THE REQUEST:
Would it be possible to write out each entry below exactly, without the pictures?
"""
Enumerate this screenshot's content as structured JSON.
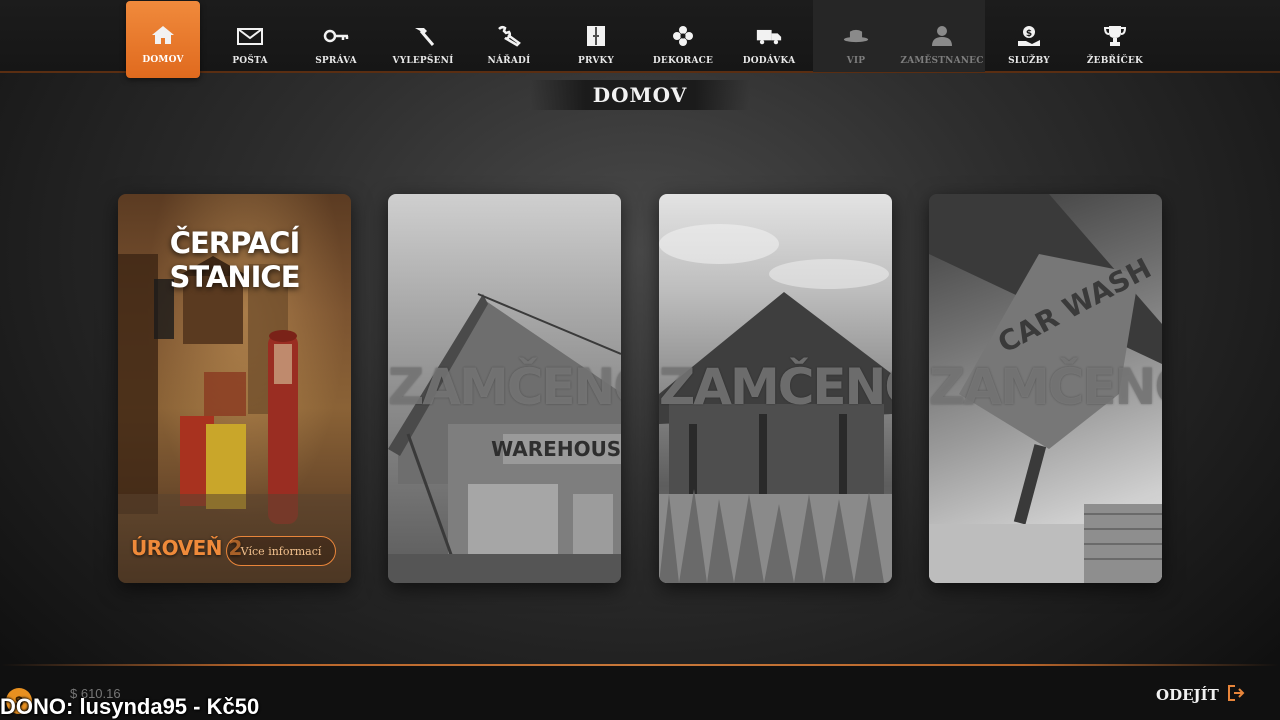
{
  "nav": {
    "items": [
      {
        "label": "DOMOV",
        "icon": "home-icon",
        "active": true
      },
      {
        "label": "POŠTA",
        "icon": "mail-icon"
      },
      {
        "label": "SPRÁVA",
        "icon": "key-icon"
      },
      {
        "label": "VYLEPŠENÍ",
        "icon": "hammer-icon"
      },
      {
        "label": "NÁŘADÍ",
        "icon": "wrench-icon"
      },
      {
        "label": "PRVKY",
        "icon": "cabinet-icon"
      },
      {
        "label": "DEKORACE",
        "icon": "flower-icon"
      },
      {
        "label": "DODÁVKA",
        "icon": "truck-icon"
      },
      {
        "label": "VIP",
        "icon": "hat-icon",
        "locked": true
      },
      {
        "label": "ZAMĚSTNANEC",
        "icon": "employee-icon",
        "locked": true
      },
      {
        "label": "SLUŽBY",
        "icon": "money-hand-icon"
      },
      {
        "label": "ŽEBŘÍČEK",
        "icon": "trophy-icon"
      }
    ],
    "accent_color": "#e8772a"
  },
  "page": {
    "title": "DOMOV"
  },
  "cards": [
    {
      "title": "ČERPACÍ STANICE",
      "level": "ÚROVEŇ 2",
      "more_label": "Více informací",
      "unlocked": true
    },
    {
      "locked_label": "ZAMČENO",
      "sign_text": "WAREHOUSE",
      "unlocked": false
    },
    {
      "locked_label": "ZAMČENO",
      "unlocked": false
    },
    {
      "locked_label": "ZAMČENO",
      "sign_text": "CAR WASH",
      "unlocked": false
    }
  ],
  "footer": {
    "money": "$ 610.16",
    "donation": "DONO: lusynda95 - Kč50",
    "exit_label": "ODEJÍT"
  }
}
"""
ANSWER IN FULL:
Enumerate this screenshot's content as structured JSON.
{
  "nav": {
    "items": [
      {
        "label": "DOMOV",
        "icon": "home-icon",
        "active": true
      },
      {
        "label": "POŠTA",
        "icon": "mail-icon"
      },
      {
        "label": "SPRÁVA",
        "icon": "key-icon"
      },
      {
        "label": "VYLEPŠENÍ",
        "icon": "hammer-icon"
      },
      {
        "label": "NÁŘADÍ",
        "icon": "wrench-icon"
      },
      {
        "label": "PRVKY",
        "icon": "cabinet-icon"
      },
      {
        "label": "DEKORACE",
        "icon": "flower-icon"
      },
      {
        "label": "DODÁVKA",
        "icon": "truck-icon"
      },
      {
        "label": "VIP",
        "icon": "hat-icon",
        "locked": true
      },
      {
        "label": "ZAMĚSTNANEC",
        "icon": "employee-icon",
        "locked": true
      },
      {
        "label": "SLUŽBY",
        "icon": "money-hand-icon"
      },
      {
        "label": "ŽEBŘÍČEK",
        "icon": "trophy-icon"
      }
    ],
    "accent_color": "#e8772a"
  },
  "page": {
    "title": "DOMOV"
  },
  "cards": [
    {
      "title": "ČERPACÍ STANICE",
      "level": "ÚROVEŇ 2",
      "more_label": "Více informací",
      "unlocked": true
    },
    {
      "locked_label": "ZAMČENO",
      "sign_text": "WAREHOUSE",
      "unlocked": false
    },
    {
      "locked_label": "ZAMČENO",
      "unlocked": false
    },
    {
      "locked_label": "ZAMČENO",
      "sign_text": "CAR WASH",
      "unlocked": false
    }
  ],
  "footer": {
    "money": "$ 610.16",
    "donation": "DONO: lusynda95 - Kč50",
    "exit_label": "ODEJÍT"
  }
}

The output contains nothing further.